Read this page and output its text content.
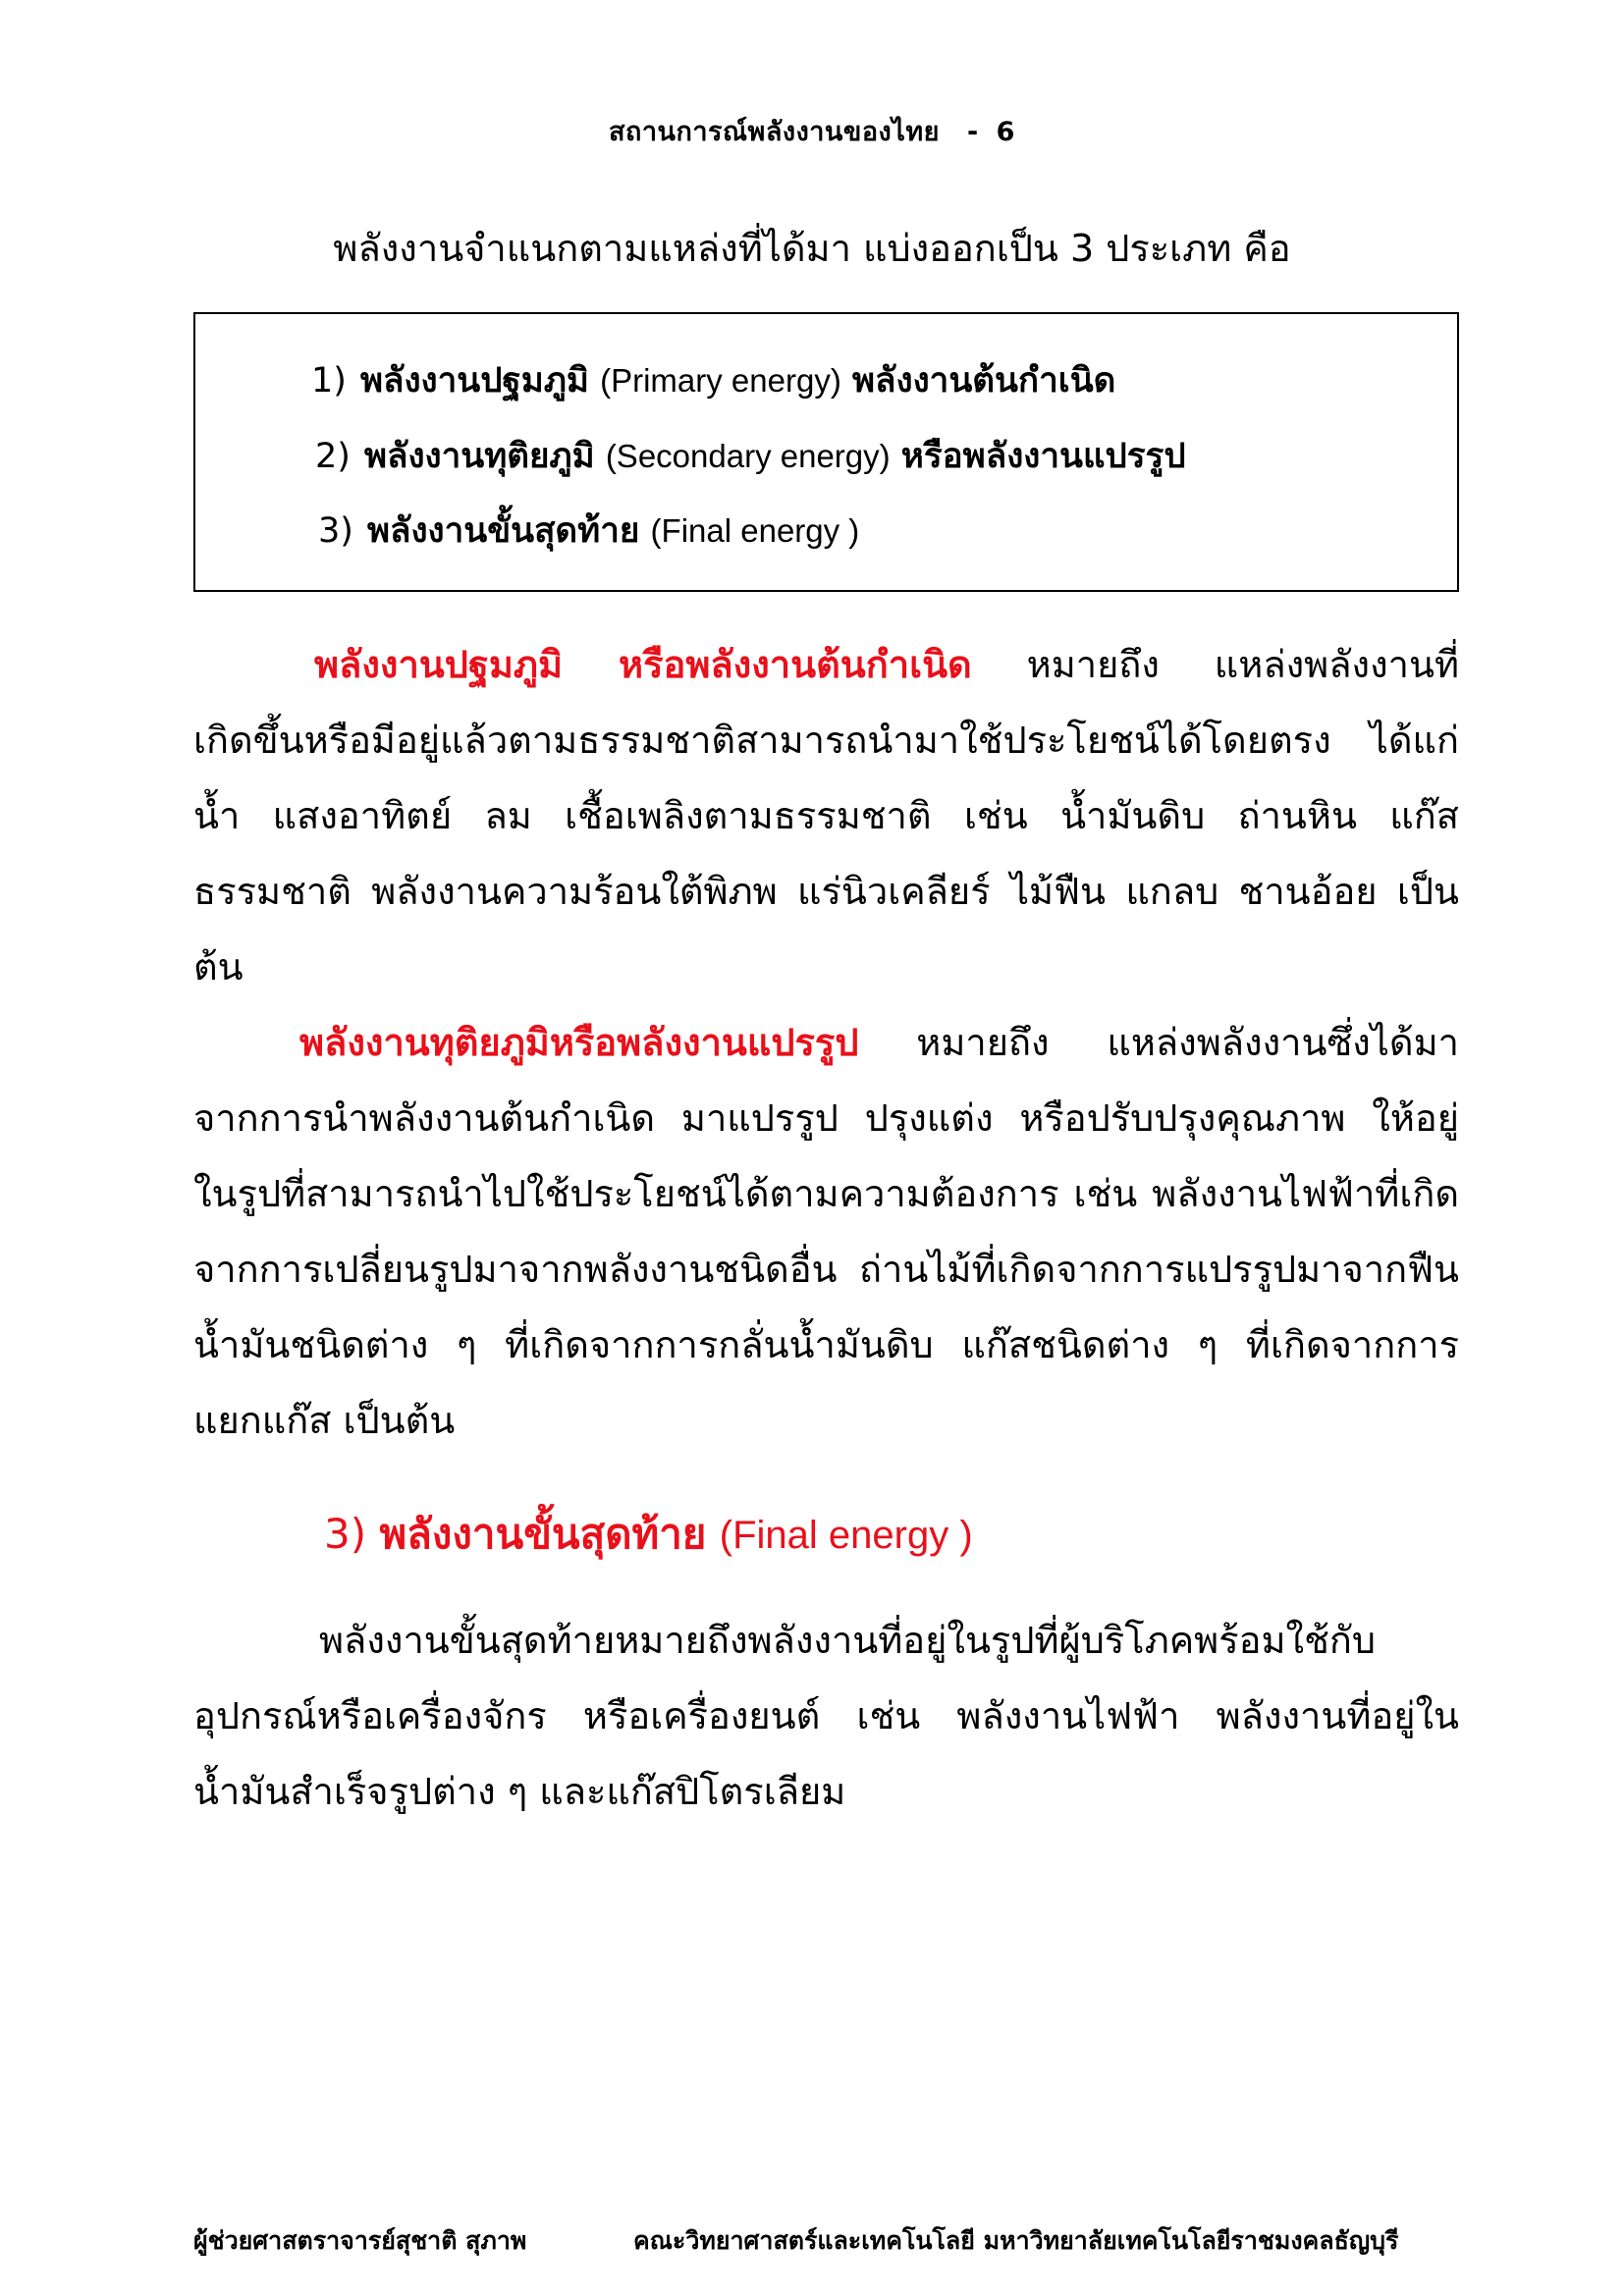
สถานการณ์พลังงานของไทย - 6
พลังงานจำแนกตามแหล่งที่ได้มา แบ่งออกเป็น 3 ประเภท คือ
1) พลังงานปฐมภูมิ (Primary energy) พลังงานต้นกำเนิด
2) พลังงานทุติยภูมิ (Secondary energy) หรือพลังงานแปรรูป
3) พลังงานขั้นสุดท้าย (Final energy )
พลังงานปฐมภูมิ หรือพลังงานต้นกำเนิด หมายถึง แหล่งพลังงานที่
เกิดขึ้นหรือมีอยู่แล้วตามธรรมชาติสามารถนำมาใช้ประโยชน์ได้โดยตรง ได้แก่
น้ำ แสงอาทิตย์ ลม เชื้อเพลิงตามธรรมชาติ เช่น น้ำมันดิบ ถ่านหิน แก๊ส
ธรรมชาติ พลังงานความร้อนใต้พิภพ แร่นิวเคลียร์ ไม้ฟืน แกลบ ชานอ้อย เป็น
ต้น
พลังงานทุติยภูมิหรือพลังงานแปรรูป หมายถึง แหล่งพลังงานซึ่งได้มา
จากการนำพลังงานต้นกำเนิด มาแปรรูป ปรุงแต่ง หรือปรับปรุงคุณภาพ ให้อยู่
ในรูปที่สามารถนำไปใช้ประโยชน์ได้ตามความต้องการ เช่น พลังงานไฟฟ้าที่เกิด
จากการเปลี่ยนรูปมาจากพลังงานชนิดอื่น ถ่านไม้ที่เกิดจากการแปรรูปมาจากฟืน
น้ำมันชนิดต่าง ๆ ที่เกิดจากการกลั่นน้ำมันดิบ แก๊สชนิดต่าง ๆ ที่เกิดจากการ
แยกแก๊ส เป็นต้น
3) พลังงานขั้นสุดท้าย (Final energy )
พลังงานขั้นสุดท้ายหมายถึงพลังงานที่อยู่ในรูปที่ผู้บริโภคพร้อมใช้กับ
อุปกรณ์หรือเครื่องจักร หรือเครื่องยนต์ เช่น พลังงานไฟฟ้า พลังงานที่อยู่ใน
น้ำมันสำเร็จรูปต่าง ๆ และแก๊สปิโตรเลียม
ผู้ช่วยศาสตราจารย์สุชาติ สุภาพ	คณะวิทยาศาสตร์และเทคโนโลยี มหาวิทยาลัยเทคโนโลยีราชมงคลธัญบุรี
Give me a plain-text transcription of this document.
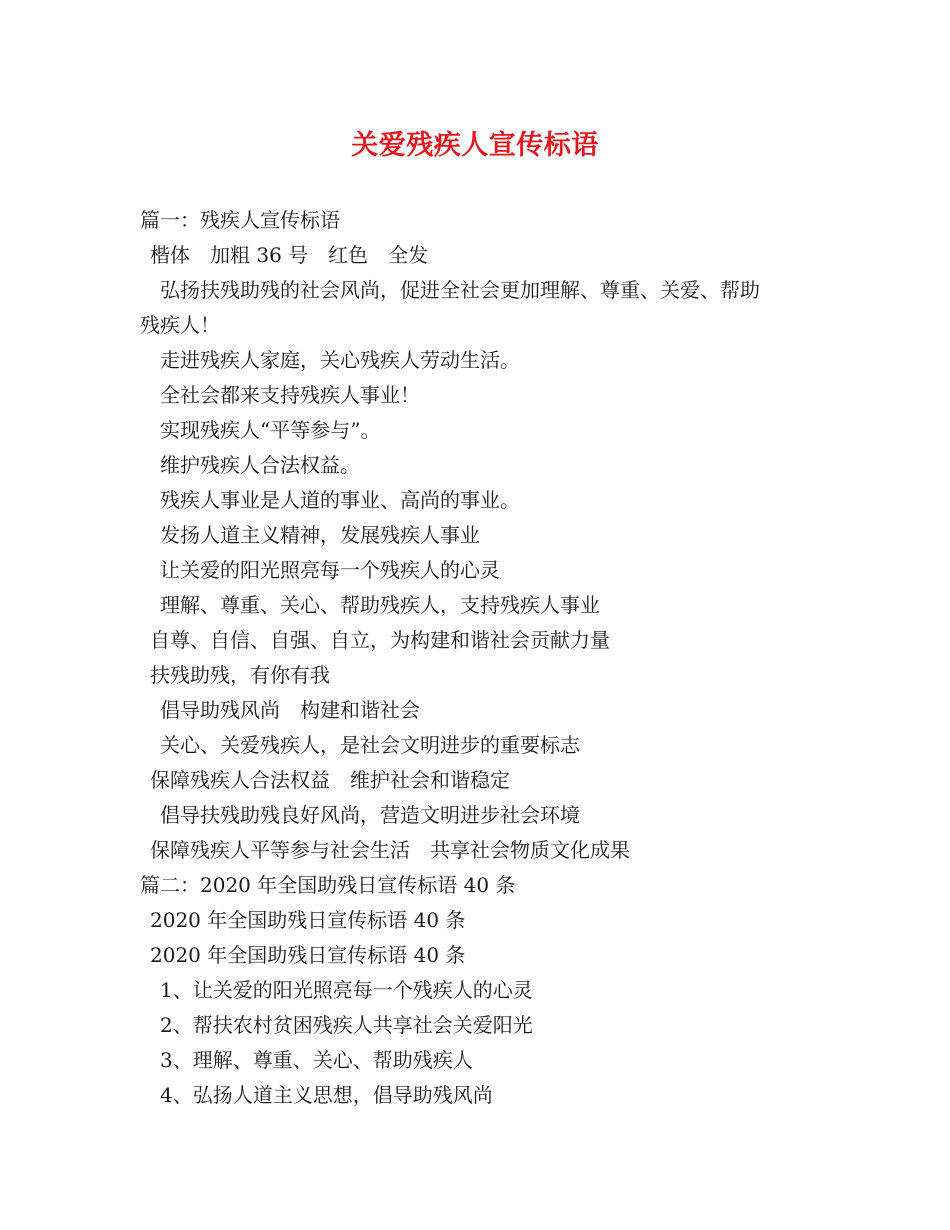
关爱残疾人宣传标语
篇一：残疾人宣传标语
楷体　加粗 36 号　红色　全发
弘扬扶残助残的社会风尚，促进全社会更加理解、尊重、关爱、帮助
残疾人！
走进残疾人家庭，关心残疾人劳动生活。
全社会都来支持残疾人事业！
实现残疾人“平等参与”。
维护残疾人合法权益。
残疾人事业是人道的事业、高尚的事业。
发扬人道主义精神，发展残疾人事业
让关爱的阳光照亮每一个残疾人的心灵
理解、尊重、关心、帮助残疾人，支持残疾人事业
自尊、自信、自强、自立，为构建和谐社会贡献力量
扶残助残，有你有我
倡导助残风尚　构建和谐社会
关心、关爱残疾人，是社会文明进步的重要标志
保障残疾人合法权益　维护社会和谐稳定
倡导扶残助残良好风尚，营造文明进步社会环境
保障残疾人平等参与社会生活　共享社会物质文化成果
篇二：2020 年全国助残日宣传标语 40 条
2020 年全国助残日宣传标语 40 条
2020 年全国助残日宣传标语 40 条
1、让关爱的阳光照亮每一个残疾人的心灵
2、帮扶农村贫困残疾人共享社会关爱阳光
3、理解、尊重、关心、帮助残疾人
4、弘扬人道主义思想，倡导助残风尚
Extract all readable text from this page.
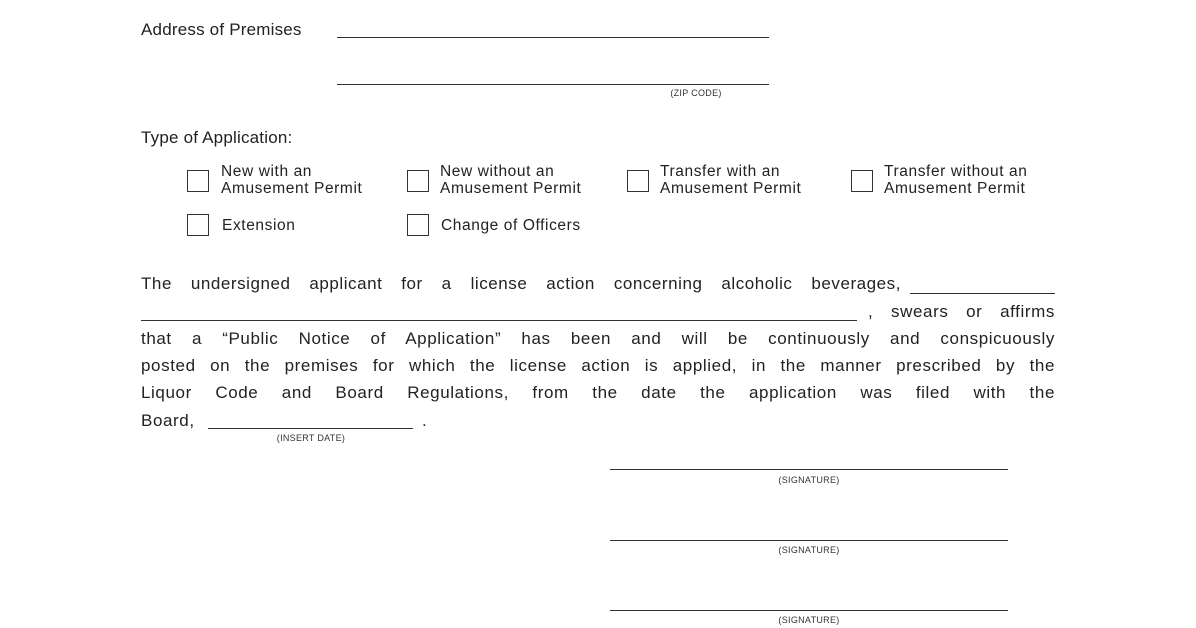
Address of Premises
(ZIP CODE)
Type of Application:
New with an
Amusement Permit
New without an
Amusement Permit
Transfer with an
Amusement Permit
Transfer without an
Amusement Permit
Extension	Change of Officers
The undersigned applicant for a license action concerning alcoholic beverages,
, swears or affirms
that a “Public Notice of Application” has been and will be continuously and conspicuously
posted on the premises for which the license action is applied, in the manner prescribed by the
Liquor Code and Board Regulations, from the date the application was filed with the
Board,	.
(INSERT DATE)
(SIGNATURE)
(SIGNATURE)
(SIGNATURE)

Your goal
Transcribe every record above exactly, leaving out the pictures.

Correct result
Read this page and output its text content.
สถานการณ์พลังงานของไทย - 6
พลังงานจำแนกตามแหล่งที่ได้มา แบ่งออกเป็น 3 ประเภท คือ
1) พลังงานปฐมภูมิ (Primary energy) พลังงานต้นกำเนิด
2) พลังงานทุติยภูมิ (Secondary energy) หรือพลังงานแปรรูป
3) พลังงานขั้นสุดท้าย (Final energy )
พลังงานปฐมภูมิ หรือพลังงานต้นกำเนิด หมายถึง แหล่งพลังงานที่
เกิดขึ้นหรือมีอยู่แล้วตามธรรมชาติสามารถนำมาใช้ประโยชน์ได้โดยตรง ได้แก่
น้ำ แสงอาทิตย์ ลม เชื้อเพลิงตามธรรมชาติ เช่น น้ำมันดิบ ถ่านหิน แก๊ส
ธรรมชาติ พลังงานความร้อนใต้พิภพ แร่นิวเคลียร์ ไม้ฟืน แกลบ ชานอ้อย เป็น
ต้น
พลังงานทุติยภูมิหรือพลังงานแปรรูป หมายถึง แหล่งพลังงานซึ่งได้มา
จากการนำพลังงานต้นกำเนิด มาแปรรูป ปรุงแต่ง หรือปรับปรุงคุณภาพ ให้อยู่
ในรูปที่สามารถนำไปใช้ประโยชน์ได้ตามความต้องการ เช่น พลังงานไฟฟ้าที่เกิด
จากการเปลี่ยนรูปมาจากพลังงานชนิดอื่น ถ่านไม้ที่เกิดจากการแปรรูปมาจากฟืน
น้ำมันชนิดต่าง ๆ ที่เกิดจากการกลั่นน้ำมันดิบ แก๊สชนิดต่าง ๆ ที่เกิดจากการ
แยกแก๊ส เป็นต้น
3) พลังงานขั้นสุดท้าย (Final energy )
พลังงานขั้นสุดท้ายหมายถึงพลังงานที่อยู่ในรูปที่ผู้บริโภคพร้อมใช้กับ
อุปกรณ์หรือเครื่องจักร หรือเครื่องยนต์ เช่น พลังงานไฟฟ้า พลังงานที่อยู่ใน
น้ำมันสำเร็จรูปต่าง ๆ และแก๊สปิโตรเลียม
ผู้ช่วยศาสตราจารย์สุชาติ สุภาพ	คณะวิทยาศาสตร์และเทคโนโลยี มหาวิทยาลัยเทคโนโลยีราชมงคลธัญบุรี
Give me a plain-text transcription of this document.
关爱残疾人宣传标语
篇一：残疾人宣传标语
楷体　加粗 36 号　红色　全发
弘扬扶残助残的社会风尚，促进全社会更加理解、尊重、关爱、帮助
残疾人！
走进残疾人家庭，关心残疾人劳动生活。
全社会都来支持残疾人事业！
实现残疾人“平等参与”。
维护残疾人合法权益。
残疾人事业是人道的事业、高尚的事业。
发扬人道主义精神，发展残疾人事业
让关爱的阳光照亮每一个残疾人的心灵
理解、尊重、关心、帮助残疾人，支持残疾人事业
自尊、自信、自强、自立，为构建和谐社会贡献力量
扶残助残，有你有我
倡导助残风尚　构建和谐社会
关心、关爱残疾人，是社会文明进步的重要标志
保障残疾人合法权益　维护社会和谐稳定
倡导扶残助残良好风尚，营造文明进步社会环境
保障残疾人平等参与社会生活　共享社会物质文化成果
篇二：2020 年全国助残日宣传标语 40 条
2020 年全国助残日宣传标语 40 条
2020 年全国助残日宣传标语 40 条
1、让关爱的阳光照亮每一个残疾人的心灵
2、帮扶农村贫困残疾人共享社会关爱阳光
3、理解、尊重、关心、帮助残疾人
4、弘扬人道主义思想，倡导助残风尚
Extract all readable text from this page.
Address of Premises
(ZIP CODE)
Type of Application:
New with an
Amusement Permit
New without an
Amusement Permit
Transfer with an
Amusement Permit
Transfer without an
Amusement Permit
Extension	Change of Officers
The undersigned applicant for a license action concerning alcoholic beverages,
, swears or affirms
that a “Public Notice of Application” has been and will be continuously and conspicuously
posted on the premises for which the license action is applied, in the manner prescribed by the
Liquor Code and Board Regulations, from the date the application was filed with the
Board,	.
(INSERT DATE)
(SIGNATURE)
(SIGNATURE)
(SIGNATURE)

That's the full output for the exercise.